Task prompt | Each entry must be reproduced precisely as it stands.

Task material |
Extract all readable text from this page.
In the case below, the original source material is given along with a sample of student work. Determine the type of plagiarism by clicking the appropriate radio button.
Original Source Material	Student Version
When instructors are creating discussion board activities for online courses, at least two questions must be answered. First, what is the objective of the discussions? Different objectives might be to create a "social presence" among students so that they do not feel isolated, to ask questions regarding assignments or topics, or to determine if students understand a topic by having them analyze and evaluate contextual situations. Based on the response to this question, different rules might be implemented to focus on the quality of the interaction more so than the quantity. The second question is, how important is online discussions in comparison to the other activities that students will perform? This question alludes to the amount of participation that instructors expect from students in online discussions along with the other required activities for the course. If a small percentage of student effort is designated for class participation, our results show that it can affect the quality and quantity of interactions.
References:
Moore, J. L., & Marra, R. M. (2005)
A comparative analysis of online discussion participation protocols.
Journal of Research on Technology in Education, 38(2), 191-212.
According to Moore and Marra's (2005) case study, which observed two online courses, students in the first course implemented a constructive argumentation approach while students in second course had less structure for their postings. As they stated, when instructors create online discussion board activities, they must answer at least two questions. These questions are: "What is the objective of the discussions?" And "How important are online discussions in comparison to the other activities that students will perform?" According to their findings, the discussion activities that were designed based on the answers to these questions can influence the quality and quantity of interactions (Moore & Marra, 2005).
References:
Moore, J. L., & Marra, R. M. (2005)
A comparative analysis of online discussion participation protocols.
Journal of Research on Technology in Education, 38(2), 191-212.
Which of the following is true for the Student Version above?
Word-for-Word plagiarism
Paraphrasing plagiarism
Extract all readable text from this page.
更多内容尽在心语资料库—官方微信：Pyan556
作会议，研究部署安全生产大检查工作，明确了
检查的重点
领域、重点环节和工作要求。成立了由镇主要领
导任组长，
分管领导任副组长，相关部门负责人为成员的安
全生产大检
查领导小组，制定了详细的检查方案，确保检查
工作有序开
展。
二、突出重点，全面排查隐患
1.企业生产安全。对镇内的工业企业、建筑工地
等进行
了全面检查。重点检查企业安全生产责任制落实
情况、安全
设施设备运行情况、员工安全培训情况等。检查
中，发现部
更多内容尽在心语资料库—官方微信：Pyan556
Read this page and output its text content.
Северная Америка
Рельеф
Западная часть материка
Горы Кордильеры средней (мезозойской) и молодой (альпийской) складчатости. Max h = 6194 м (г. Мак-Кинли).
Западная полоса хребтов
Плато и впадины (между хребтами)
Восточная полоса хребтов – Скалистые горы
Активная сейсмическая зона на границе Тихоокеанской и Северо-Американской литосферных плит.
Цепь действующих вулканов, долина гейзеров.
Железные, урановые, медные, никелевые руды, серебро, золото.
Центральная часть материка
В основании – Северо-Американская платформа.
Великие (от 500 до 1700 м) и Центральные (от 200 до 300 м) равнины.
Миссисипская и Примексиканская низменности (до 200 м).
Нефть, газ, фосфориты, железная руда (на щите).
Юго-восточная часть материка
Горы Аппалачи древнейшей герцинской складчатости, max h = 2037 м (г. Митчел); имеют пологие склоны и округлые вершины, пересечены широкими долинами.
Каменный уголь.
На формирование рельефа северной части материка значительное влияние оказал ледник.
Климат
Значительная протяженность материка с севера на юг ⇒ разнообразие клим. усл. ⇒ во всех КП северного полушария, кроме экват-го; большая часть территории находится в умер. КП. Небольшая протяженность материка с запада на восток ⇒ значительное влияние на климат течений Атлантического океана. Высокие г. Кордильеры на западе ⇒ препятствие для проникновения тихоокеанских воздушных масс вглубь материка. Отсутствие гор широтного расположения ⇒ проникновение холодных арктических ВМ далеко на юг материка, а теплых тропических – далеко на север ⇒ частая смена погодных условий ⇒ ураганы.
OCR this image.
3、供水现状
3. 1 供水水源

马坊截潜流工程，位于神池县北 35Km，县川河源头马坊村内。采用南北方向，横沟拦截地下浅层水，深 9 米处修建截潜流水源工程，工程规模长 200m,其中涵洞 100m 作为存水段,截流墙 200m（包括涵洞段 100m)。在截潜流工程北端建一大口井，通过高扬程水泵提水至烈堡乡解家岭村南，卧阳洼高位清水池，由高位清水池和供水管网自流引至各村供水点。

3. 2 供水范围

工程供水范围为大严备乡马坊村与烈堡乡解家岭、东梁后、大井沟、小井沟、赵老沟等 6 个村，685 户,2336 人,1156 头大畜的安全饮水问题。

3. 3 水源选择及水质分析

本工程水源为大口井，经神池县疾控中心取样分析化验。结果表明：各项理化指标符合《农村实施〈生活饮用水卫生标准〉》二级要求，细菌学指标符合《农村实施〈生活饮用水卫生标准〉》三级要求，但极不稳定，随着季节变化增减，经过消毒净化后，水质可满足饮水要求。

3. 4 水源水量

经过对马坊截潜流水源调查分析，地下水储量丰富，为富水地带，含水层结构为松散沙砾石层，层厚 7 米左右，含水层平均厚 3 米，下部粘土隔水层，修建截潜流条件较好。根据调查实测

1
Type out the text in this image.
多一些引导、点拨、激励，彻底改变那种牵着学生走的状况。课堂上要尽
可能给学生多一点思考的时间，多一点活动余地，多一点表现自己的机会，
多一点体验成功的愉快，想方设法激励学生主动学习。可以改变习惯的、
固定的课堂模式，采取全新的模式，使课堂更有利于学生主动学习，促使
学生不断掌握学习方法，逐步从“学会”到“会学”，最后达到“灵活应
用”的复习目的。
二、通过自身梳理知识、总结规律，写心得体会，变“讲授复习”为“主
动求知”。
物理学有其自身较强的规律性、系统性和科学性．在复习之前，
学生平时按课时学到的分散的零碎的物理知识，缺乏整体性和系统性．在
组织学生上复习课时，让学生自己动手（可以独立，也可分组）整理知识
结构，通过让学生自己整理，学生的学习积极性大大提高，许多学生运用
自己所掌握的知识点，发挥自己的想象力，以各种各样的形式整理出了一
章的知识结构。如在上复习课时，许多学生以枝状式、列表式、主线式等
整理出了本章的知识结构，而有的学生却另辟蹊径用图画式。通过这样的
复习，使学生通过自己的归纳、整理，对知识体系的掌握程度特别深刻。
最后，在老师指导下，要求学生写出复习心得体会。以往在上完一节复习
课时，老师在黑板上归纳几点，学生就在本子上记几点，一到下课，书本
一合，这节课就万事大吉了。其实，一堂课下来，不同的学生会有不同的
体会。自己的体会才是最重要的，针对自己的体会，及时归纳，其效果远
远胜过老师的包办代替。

Solution for this exercise |
Extract all readable text from this page.
In the case below, the original source material is given along with a sample of student work. Determine the type of plagiarism by clicking the appropriate radio button.
Original Source Material	Student Version
When instructors are creating discussion board activities for online courses, at least two questions must be answered. First, what is the objective of the discussions? Different objectives might be to create a "social presence" among students so that they do not feel isolated, to ask questions regarding assignments or topics, or to determine if students understand a topic by having them analyze and evaluate contextual situations. Based on the response to this question, different rules might be implemented to focus on the quality of the interaction more so than the quantity. The second question is, how important is online discussions in comparison to the other activities that students will perform? This question alludes to the amount of participation that instructors expect from students in online discussions along with the other required activities for the course. If a small percentage of student effort is designated for class participation, our results show that it can affect the quality and quantity of interactions.
References:
Moore, J. L., & Marra, R. M. (2005)
A comparative analysis of online discussion participation protocols.
Journal of Research on Technology in Education, 38(2), 191-212.
According to Moore and Marra's (2005) case study, which observed two online courses, students in the first course implemented a constructive argumentation approach while students in second course had less structure for their postings. As they stated, when instructors create online discussion board activities, they must answer at least two questions. These questions are: "What is the objective of the discussions?" And "How important are online discussions in comparison to the other activities that students will perform?" According to their findings, the discussion activities that were designed based on the answers to these questions can influence the quality and quantity of interactions (Moore & Marra, 2005).
References:
Moore, J. L., & Marra, R. M. (2005)
A comparative analysis of online discussion participation protocols.
Journal of Research on Technology in Education, 38(2), 191-212.
Which of the following is true for the Student Version above?
Word-for-Word plagiarism
Paraphrasing plagiarism
Extract all readable text from this page.
更多内容尽在心语资料库—官方微信：Pyan556
作会议，研究部署安全生产大检查工作，明确了
检查的重点
领域、重点环节和工作要求。成立了由镇主要领
导任组长，
分管领导任副组长，相关部门负责人为成员的安
全生产大检
查领导小组，制定了详细的检查方案，确保检查
工作有序开
展。
二、突出重点，全面排查隐患
1.企业生产安全。对镇内的工业企业、建筑工地
等进行
了全面检查。重点检查企业安全生产责任制落实
情况、安全
设施设备运行情况、员工安全培训情况等。检查
中，发现部
更多内容尽在心语资料库—官方微信：Pyan556
Read this page and output its text content.
Северная Америка
Рельеф
Западная часть материка
Горы Кордильеры средней (мезозойской) и молодой (альпийской) складчатости. Max h = 6194 м (г. Мак-Кинли).
Западная полоса хребтов
Плато и впадины (между хребтами)
Восточная полоса хребтов – Скалистые горы
Активная сейсмическая зона на границе Тихоокеанской и Северо-Американской литосферных плит.
Цепь действующих вулканов, долина гейзеров.
Железные, урановые, медные, никелевые руды, серебро, золото.
Центральная часть материка
В основании – Северо-Американская платформа.
Великие (от 500 до 1700 м) и Центральные (от 200 до 300 м) равнины.
Миссисипская и Примексиканская низменности (до 200 м).
Нефть, газ, фосфориты, железная руда (на щите).
Юго-восточная часть материка
Горы Аппалачи древнейшей герцинской складчатости, max h = 2037 м (г. Митчел); имеют пологие склоны и округлые вершины, пересечены широкими долинами.
Каменный уголь.
На формирование рельефа северной части материка значительное влияние оказал ледник.
Климат
Значительная протяженность материка с севера на юг ⇒ разнообразие клим. усл. ⇒ во всех КП северного полушария, кроме экват-го; большая часть территории находится в умер. КП. Небольшая протяженность материка с запада на восток ⇒ значительное влияние на климат течений Атлантического океана. Высокие г. Кордильеры на западе ⇒ препятствие для проникновения тихоокеанских воздушных масс вглубь материка. Отсутствие гор широтного расположения ⇒ проникновение холодных арктических ВМ далеко на юг материка, а теплых тропических – далеко на север ⇒ частая смена погодных условий ⇒ ураганы.
OCR this image.
3、供水现状
3. 1 供水水源

马坊截潜流工程，位于神池县北 35Km，县川河源头马坊村内。采用南北方向，横沟拦截地下浅层水，深 9 米处修建截潜流水源工程，工程规模长 200m,其中涵洞 100m 作为存水段,截流墙 200m（包括涵洞段 100m)。在截潜流工程北端建一大口井，通过高扬程水泵提水至烈堡乡解家岭村南，卧阳洼高位清水池，由高位清水池和供水管网自流引至各村供水点。

3. 2 供水范围

工程供水范围为大严备乡马坊村与烈堡乡解家岭、东梁后、大井沟、小井沟、赵老沟等 6 个村，685 户,2336 人,1156 头大畜的安全饮水问题。

3. 3 水源选择及水质分析

本工程水源为大口井，经神池县疾控中心取样分析化验。结果表明：各项理化指标符合《农村实施〈生活饮用水卫生标准〉》二级要求，细菌学指标符合《农村实施〈生活饮用水卫生标准〉》三级要求，但极不稳定，随着季节变化增减，经过消毒净化后，水质可满足饮水要求。

3. 4 水源水量

经过对马坊截潜流水源调查分析，地下水储量丰富，为富水地带，含水层结构为松散沙砾石层，层厚 7 米左右，含水层平均厚 3 米，下部粘土隔水层，修建截潜流条件较好。根据调查实测

1
Type out the text in this image.
多一些引导、点拨、激励，彻底改变那种牵着学生走的状况。课堂上要尽
可能给学生多一点思考的时间，多一点活动余地，多一点表现自己的机会，
多一点体验成功的愉快，想方设法激励学生主动学习。可以改变习惯的、
固定的课堂模式，采取全新的模式，使课堂更有利于学生主动学习，促使
学生不断掌握学习方法，逐步从“学会”到“会学”，最后达到“灵活应
用”的复习目的。
二、通过自身梳理知识、总结规律，写心得体会，变“讲授复习”为“主
动求知”。
物理学有其自身较强的规律性、系统性和科学性．在复习之前，
学生平时按课时学到的分散的零碎的物理知识，缺乏整体性和系统性．在
组织学生上复习课时，让学生自己动手（可以独立，也可分组）整理知识
结构，通过让学生自己整理，学生的学习积极性大大提高，许多学生运用
自己所掌握的知识点，发挥自己的想象力，以各种各样的形式整理出了一
章的知识结构。如在上复习课时，许多学生以枝状式、列表式、主线式等
整理出了本章的知识结构，而有的学生却另辟蹊径用图画式。通过这样的
复习，使学生通过自己的归纳、整理，对知识体系的掌握程度特别深刻。
最后，在老师指导下，要求学生写出复习心得体会。以往在上完一节复习
课时，老师在黑板上归纳几点，学生就在本子上记几点，一到下课，书本
一合，这节课就万事大吉了。其实，一堂课下来，不同的学生会有不同的
体会。自己的体会才是最重要的，针对自己的体会，及时归纳，其效果远
远胜过老师的包办代替。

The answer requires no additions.